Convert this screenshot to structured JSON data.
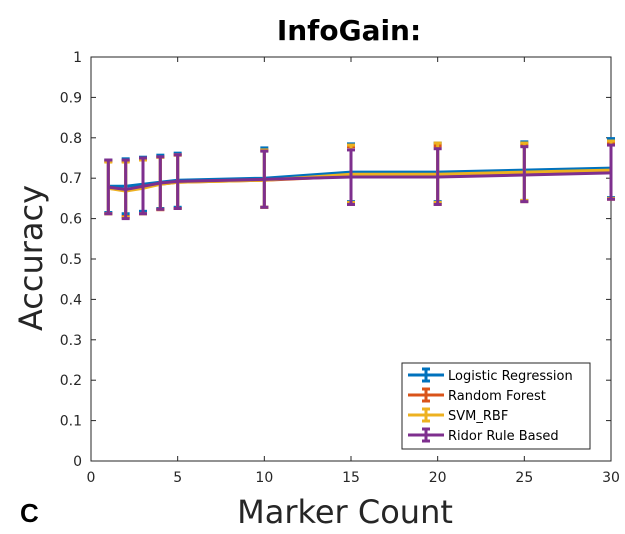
{
  "panel_letter": "C",
  "chart_data": {
    "type": "line",
    "title": "InfoGain:",
    "xlabel": "Marker Count",
    "ylabel": "Accuracy",
    "xlim": [
      0,
      30
    ],
    "ylim": [
      0,
      1
    ],
    "xticks": [
      0,
      5,
      10,
      15,
      20,
      25,
      30
    ],
    "yticks": [
      0,
      0.1,
      0.2,
      0.3,
      0.4,
      0.5,
      0.6,
      0.7,
      0.8,
      0.9,
      1
    ],
    "grid": false,
    "legend_position": "bottom-right",
    "error_bars": true,
    "x": [
      1,
      2,
      3,
      4,
      5,
      10,
      15,
      20,
      25,
      30
    ],
    "series": [
      {
        "name": "Logistic Regression",
        "color": "#0072BD",
        "values": [
          0.68,
          0.68,
          0.685,
          0.69,
          0.695,
          0.7,
          0.715,
          0.715,
          0.72,
          0.725
        ],
        "upper": [
          0.745,
          0.748,
          0.752,
          0.757,
          0.762,
          0.775,
          0.785,
          0.787,
          0.79,
          0.798
        ],
        "lower": [
          0.615,
          0.612,
          0.618,
          0.625,
          0.628,
          0.628,
          0.642,
          0.642,
          0.645,
          0.652
        ]
      },
      {
        "name": "Random Forest",
        "color": "#D95319",
        "values": [
          0.675,
          0.67,
          0.68,
          0.685,
          0.69,
          0.695,
          0.705,
          0.705,
          0.71,
          0.715
        ],
        "upper": [
          0.742,
          0.742,
          0.748,
          0.752,
          0.757,
          0.768,
          0.778,
          0.78,
          0.782,
          0.788
        ],
        "lower": [
          0.612,
          0.605,
          0.612,
          0.622,
          0.625,
          0.628,
          0.635,
          0.635,
          0.642,
          0.648
        ]
      },
      {
        "name": "SVM_RBF",
        "color": "#EDB120",
        "values": [
          0.675,
          0.668,
          0.675,
          0.685,
          0.69,
          0.695,
          0.71,
          0.71,
          0.715,
          0.72
        ],
        "upper": [
          0.74,
          0.74,
          0.745,
          0.752,
          0.758,
          0.77,
          0.782,
          0.787,
          0.787,
          0.792
        ],
        "lower": [
          0.612,
          0.603,
          0.612,
          0.623,
          0.625,
          0.628,
          0.64,
          0.64,
          0.645,
          0.65
        ]
      },
      {
        "name": "Ridor Rule Based",
        "color": "#7E2F8E",
        "values": [
          0.678,
          0.672,
          0.68,
          0.688,
          0.692,
          0.697,
          0.703,
          0.703,
          0.708,
          0.713
        ],
        "upper": [
          0.745,
          0.745,
          0.75,
          0.753,
          0.758,
          0.767,
          0.77,
          0.773,
          0.778,
          0.782
        ],
        "lower": [
          0.612,
          0.6,
          0.612,
          0.623,
          0.625,
          0.628,
          0.635,
          0.635,
          0.642,
          0.648
        ]
      }
    ]
  }
}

== Instruction ==
Set down the records in full and exactly. Do not carry over any image.

== Task answer ==
Convert this screenshot to structured JSON data.
{
  "panel_letter": "C",
  "chart_data": {
    "type": "line",
    "title": "InfoGain:",
    "xlabel": "Marker Count",
    "ylabel": "Accuracy",
    "xlim": [
      0,
      30
    ],
    "ylim": [
      0,
      1
    ],
    "xticks": [
      0,
      5,
      10,
      15,
      20,
      25,
      30
    ],
    "yticks": [
      0,
      0.1,
      0.2,
      0.3,
      0.4,
      0.5,
      0.6,
      0.7,
      0.8,
      0.9,
      1
    ],
    "grid": false,
    "legend_position": "bottom-right",
    "error_bars": true,
    "x": [
      1,
      2,
      3,
      4,
      5,
      10,
      15,
      20,
      25,
      30
    ],
    "series": [
      {
        "name": "Logistic Regression",
        "color": "#0072BD",
        "values": [
          0.68,
          0.68,
          0.685,
          0.69,
          0.695,
          0.7,
          0.715,
          0.715,
          0.72,
          0.725
        ],
        "upper": [
          0.745,
          0.748,
          0.752,
          0.757,
          0.762,
          0.775,
          0.785,
          0.787,
          0.79,
          0.798
        ],
        "lower": [
          0.615,
          0.612,
          0.618,
          0.625,
          0.628,
          0.628,
          0.642,
          0.642,
          0.645,
          0.652
        ]
      },
      {
        "name": "Random Forest",
        "color": "#D95319",
        "values": [
          0.675,
          0.67,
          0.68,
          0.685,
          0.69,
          0.695,
          0.705,
          0.705,
          0.71,
          0.715
        ],
        "upper": [
          0.742,
          0.742,
          0.748,
          0.752,
          0.757,
          0.768,
          0.778,
          0.78,
          0.782,
          0.788
        ],
        "lower": [
          0.612,
          0.605,
          0.612,
          0.622,
          0.625,
          0.628,
          0.635,
          0.635,
          0.642,
          0.648
        ]
      },
      {
        "name": "SVM_RBF",
        "color": "#EDB120",
        "values": [
          0.675,
          0.668,
          0.675,
          0.685,
          0.69,
          0.695,
          0.71,
          0.71,
          0.715,
          0.72
        ],
        "upper": [
          0.74,
          0.74,
          0.745,
          0.752,
          0.758,
          0.77,
          0.782,
          0.787,
          0.787,
          0.792
        ],
        "lower": [
          0.612,
          0.603,
          0.612,
          0.623,
          0.625,
          0.628,
          0.64,
          0.64,
          0.645,
          0.65
        ]
      },
      {
        "name": "Ridor Rule Based",
        "color": "#7E2F8E",
        "values": [
          0.678,
          0.672,
          0.68,
          0.688,
          0.692,
          0.697,
          0.703,
          0.703,
          0.708,
          0.713
        ],
        "upper": [
          0.745,
          0.745,
          0.75,
          0.753,
          0.758,
          0.767,
          0.77,
          0.773,
          0.778,
          0.782
        ],
        "lower": [
          0.612,
          0.6,
          0.612,
          0.623,
          0.625,
          0.628,
          0.635,
          0.635,
          0.642,
          0.648
        ]
      }
    ]
  }
}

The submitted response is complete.